Stored data:
━━━━━━━━━━━━━━━━

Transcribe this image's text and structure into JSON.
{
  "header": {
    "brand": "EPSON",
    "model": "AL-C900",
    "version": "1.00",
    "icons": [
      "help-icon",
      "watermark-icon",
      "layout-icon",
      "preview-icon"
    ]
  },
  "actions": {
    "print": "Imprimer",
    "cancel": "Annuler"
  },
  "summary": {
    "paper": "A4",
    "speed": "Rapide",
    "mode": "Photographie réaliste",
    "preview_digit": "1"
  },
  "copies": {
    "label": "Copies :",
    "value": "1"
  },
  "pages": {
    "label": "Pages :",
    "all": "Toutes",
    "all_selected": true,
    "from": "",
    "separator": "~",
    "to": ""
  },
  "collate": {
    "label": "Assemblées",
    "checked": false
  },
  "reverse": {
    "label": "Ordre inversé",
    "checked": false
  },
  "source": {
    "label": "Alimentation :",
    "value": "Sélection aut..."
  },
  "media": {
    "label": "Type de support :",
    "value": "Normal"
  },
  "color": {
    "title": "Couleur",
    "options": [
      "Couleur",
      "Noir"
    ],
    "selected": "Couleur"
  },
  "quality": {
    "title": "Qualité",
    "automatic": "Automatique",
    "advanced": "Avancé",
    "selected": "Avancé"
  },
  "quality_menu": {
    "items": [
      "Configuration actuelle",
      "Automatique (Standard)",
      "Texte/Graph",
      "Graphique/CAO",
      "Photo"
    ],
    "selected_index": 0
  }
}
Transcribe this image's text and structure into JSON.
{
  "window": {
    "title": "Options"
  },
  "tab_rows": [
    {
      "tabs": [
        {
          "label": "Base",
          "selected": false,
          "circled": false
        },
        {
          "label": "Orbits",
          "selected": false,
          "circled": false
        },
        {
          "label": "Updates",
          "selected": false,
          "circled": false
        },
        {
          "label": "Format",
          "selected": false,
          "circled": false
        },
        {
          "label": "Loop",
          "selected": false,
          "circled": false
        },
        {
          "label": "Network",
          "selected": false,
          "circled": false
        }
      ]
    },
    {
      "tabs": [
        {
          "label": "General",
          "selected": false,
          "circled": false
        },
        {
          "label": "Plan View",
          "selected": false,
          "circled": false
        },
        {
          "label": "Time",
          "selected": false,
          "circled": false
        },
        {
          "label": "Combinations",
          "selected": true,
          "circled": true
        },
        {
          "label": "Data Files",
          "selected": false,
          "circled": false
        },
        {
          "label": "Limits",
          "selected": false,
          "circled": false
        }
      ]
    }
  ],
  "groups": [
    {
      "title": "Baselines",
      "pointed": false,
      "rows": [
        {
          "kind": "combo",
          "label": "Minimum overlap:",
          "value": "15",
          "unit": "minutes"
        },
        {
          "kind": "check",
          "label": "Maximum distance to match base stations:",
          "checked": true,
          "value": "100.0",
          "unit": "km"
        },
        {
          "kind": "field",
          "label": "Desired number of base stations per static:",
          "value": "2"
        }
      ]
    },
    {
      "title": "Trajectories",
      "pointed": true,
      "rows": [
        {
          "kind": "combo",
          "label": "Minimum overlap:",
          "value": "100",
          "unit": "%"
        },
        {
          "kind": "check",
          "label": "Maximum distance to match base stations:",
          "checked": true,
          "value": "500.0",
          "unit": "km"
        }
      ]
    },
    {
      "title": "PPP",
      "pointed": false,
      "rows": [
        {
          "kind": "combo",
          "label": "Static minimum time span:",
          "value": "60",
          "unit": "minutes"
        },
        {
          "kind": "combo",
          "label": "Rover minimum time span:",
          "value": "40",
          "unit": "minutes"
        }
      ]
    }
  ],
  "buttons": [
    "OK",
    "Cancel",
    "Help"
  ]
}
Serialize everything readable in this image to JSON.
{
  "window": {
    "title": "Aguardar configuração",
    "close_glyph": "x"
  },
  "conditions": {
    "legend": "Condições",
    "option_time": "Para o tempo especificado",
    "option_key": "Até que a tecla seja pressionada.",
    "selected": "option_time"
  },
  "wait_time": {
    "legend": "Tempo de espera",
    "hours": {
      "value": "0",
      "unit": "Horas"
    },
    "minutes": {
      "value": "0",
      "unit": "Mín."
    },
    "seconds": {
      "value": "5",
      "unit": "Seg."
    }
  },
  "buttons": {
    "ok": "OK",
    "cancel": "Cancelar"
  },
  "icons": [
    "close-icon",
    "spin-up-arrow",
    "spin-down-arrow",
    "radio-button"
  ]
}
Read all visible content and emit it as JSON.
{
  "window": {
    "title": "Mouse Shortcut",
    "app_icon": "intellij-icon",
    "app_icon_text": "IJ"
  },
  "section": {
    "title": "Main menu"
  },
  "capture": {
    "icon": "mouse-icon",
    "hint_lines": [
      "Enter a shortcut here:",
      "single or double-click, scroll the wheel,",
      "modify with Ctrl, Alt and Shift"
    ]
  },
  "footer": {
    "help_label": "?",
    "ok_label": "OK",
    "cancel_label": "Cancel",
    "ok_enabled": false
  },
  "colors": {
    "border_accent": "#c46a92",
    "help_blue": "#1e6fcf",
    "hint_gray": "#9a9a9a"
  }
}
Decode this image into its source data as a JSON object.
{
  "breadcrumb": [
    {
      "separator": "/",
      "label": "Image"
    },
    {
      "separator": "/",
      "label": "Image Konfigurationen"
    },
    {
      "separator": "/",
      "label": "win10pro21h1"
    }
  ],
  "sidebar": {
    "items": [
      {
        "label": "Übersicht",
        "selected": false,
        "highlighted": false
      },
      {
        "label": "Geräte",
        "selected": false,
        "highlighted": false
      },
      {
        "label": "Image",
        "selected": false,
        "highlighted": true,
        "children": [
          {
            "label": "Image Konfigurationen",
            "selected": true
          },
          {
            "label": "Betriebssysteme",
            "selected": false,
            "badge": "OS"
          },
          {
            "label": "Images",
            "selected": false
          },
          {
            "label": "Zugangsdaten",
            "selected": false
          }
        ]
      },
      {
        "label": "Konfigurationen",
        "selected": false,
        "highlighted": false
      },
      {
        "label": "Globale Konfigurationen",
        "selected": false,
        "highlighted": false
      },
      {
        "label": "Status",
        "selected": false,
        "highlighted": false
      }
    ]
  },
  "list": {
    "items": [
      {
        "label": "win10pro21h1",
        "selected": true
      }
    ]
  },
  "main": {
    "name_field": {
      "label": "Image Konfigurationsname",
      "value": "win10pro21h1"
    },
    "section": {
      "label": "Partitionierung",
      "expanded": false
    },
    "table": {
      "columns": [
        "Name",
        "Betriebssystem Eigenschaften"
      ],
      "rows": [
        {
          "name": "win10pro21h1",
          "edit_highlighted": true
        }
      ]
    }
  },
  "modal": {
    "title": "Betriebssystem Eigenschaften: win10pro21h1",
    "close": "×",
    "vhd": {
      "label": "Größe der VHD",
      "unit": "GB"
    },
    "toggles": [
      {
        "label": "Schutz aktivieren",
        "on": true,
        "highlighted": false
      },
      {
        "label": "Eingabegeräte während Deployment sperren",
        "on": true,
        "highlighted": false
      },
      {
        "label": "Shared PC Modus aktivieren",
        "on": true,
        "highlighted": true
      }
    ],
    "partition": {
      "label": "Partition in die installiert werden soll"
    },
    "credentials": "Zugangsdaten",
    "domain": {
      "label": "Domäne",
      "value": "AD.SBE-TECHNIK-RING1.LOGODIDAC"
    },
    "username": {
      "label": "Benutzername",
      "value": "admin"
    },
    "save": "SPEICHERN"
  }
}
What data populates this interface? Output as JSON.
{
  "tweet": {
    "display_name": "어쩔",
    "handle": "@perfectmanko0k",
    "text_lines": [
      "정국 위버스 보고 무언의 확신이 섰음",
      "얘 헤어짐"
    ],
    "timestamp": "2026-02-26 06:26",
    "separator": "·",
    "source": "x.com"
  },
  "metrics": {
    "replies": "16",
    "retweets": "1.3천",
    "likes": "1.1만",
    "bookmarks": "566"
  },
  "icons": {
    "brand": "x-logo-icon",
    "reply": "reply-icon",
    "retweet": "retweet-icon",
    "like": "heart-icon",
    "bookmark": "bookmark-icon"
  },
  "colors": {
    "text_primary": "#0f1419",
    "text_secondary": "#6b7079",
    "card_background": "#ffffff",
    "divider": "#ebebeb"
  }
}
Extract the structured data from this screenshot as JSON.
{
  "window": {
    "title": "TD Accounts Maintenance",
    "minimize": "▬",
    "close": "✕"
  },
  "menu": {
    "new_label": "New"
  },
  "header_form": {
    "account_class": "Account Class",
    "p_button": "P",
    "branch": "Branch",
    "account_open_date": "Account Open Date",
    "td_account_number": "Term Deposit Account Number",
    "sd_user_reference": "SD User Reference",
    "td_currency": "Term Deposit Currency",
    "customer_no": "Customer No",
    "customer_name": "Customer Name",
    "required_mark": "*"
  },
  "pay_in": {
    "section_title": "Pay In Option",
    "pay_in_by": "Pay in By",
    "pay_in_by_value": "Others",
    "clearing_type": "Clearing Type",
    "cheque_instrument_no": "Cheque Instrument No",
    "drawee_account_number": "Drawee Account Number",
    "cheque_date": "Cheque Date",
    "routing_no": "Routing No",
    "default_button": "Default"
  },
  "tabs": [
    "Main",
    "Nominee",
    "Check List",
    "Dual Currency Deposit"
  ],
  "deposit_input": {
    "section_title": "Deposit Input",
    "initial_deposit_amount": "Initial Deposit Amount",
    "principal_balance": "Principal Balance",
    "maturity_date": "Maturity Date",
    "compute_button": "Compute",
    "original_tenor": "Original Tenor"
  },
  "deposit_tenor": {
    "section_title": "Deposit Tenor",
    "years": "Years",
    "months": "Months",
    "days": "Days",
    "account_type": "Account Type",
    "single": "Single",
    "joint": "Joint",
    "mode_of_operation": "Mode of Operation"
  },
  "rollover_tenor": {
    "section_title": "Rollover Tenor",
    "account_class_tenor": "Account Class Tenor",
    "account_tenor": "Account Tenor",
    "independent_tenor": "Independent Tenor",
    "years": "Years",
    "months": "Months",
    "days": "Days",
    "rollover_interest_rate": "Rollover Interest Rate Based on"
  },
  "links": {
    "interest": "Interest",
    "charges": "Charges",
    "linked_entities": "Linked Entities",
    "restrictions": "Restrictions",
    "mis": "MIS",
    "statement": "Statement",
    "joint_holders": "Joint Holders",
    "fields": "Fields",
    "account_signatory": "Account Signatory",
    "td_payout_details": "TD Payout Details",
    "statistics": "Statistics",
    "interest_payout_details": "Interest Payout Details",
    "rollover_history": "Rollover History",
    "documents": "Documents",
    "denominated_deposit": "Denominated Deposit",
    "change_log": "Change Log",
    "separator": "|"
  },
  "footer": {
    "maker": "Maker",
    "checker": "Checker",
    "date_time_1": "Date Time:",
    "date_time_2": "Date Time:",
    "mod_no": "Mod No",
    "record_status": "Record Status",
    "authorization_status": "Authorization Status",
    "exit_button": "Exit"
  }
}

━━━━━━━━━━━━━━━━

[Short problem]
Copy out all lines that carry the word "Zugangsdaten".

[Completed task]
            "label": "Zugangsdaten",
    "credentials": "Zugangsdaten",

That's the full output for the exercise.